Task instructions —
In the material below, identify each line bearing the word "text". Reproduce those lines.

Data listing
·····
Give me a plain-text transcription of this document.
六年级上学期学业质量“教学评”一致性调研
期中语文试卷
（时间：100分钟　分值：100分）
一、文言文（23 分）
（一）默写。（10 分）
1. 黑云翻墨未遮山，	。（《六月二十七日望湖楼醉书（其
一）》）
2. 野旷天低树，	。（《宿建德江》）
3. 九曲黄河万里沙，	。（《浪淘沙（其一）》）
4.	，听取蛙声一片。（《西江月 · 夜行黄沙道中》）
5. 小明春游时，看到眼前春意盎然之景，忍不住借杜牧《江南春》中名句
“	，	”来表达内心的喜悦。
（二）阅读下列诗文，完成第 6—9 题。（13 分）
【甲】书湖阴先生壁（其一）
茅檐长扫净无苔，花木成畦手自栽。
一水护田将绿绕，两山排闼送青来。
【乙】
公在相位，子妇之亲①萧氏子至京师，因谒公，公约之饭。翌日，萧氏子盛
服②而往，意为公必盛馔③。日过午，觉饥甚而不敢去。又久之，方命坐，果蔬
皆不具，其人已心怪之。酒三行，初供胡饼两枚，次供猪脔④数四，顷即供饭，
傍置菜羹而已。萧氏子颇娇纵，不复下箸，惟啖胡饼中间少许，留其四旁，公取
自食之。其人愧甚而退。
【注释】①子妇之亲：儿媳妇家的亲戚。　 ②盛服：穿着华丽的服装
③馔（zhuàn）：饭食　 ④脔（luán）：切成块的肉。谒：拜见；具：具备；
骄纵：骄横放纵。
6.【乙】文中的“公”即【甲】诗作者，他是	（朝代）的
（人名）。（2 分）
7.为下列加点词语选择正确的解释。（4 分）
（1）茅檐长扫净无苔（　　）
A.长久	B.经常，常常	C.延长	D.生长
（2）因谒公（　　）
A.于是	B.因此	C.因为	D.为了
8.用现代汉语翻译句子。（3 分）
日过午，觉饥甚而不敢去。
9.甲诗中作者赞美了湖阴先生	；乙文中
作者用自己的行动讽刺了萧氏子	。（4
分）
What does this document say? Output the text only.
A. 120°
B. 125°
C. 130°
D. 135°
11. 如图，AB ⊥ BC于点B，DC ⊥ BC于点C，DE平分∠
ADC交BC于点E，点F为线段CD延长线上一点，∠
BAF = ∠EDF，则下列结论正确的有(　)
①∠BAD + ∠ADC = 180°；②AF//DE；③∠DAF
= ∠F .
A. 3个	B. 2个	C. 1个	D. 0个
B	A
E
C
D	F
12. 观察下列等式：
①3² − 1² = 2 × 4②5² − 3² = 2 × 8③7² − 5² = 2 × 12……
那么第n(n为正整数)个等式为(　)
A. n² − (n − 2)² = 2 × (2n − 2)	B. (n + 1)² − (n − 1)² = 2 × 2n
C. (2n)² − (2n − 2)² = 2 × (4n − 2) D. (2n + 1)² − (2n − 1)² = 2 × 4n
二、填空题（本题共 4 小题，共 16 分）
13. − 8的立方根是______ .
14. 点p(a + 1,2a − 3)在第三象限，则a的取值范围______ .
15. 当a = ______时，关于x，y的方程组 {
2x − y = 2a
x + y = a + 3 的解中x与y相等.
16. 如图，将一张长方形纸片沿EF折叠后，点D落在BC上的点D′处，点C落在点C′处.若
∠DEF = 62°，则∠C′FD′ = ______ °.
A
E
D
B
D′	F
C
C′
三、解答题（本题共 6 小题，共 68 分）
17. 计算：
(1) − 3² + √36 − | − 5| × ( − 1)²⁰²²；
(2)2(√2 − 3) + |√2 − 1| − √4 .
·····
Exercise answer —
Give me a plain-text transcription of this document.
What does this document say? Output the text only.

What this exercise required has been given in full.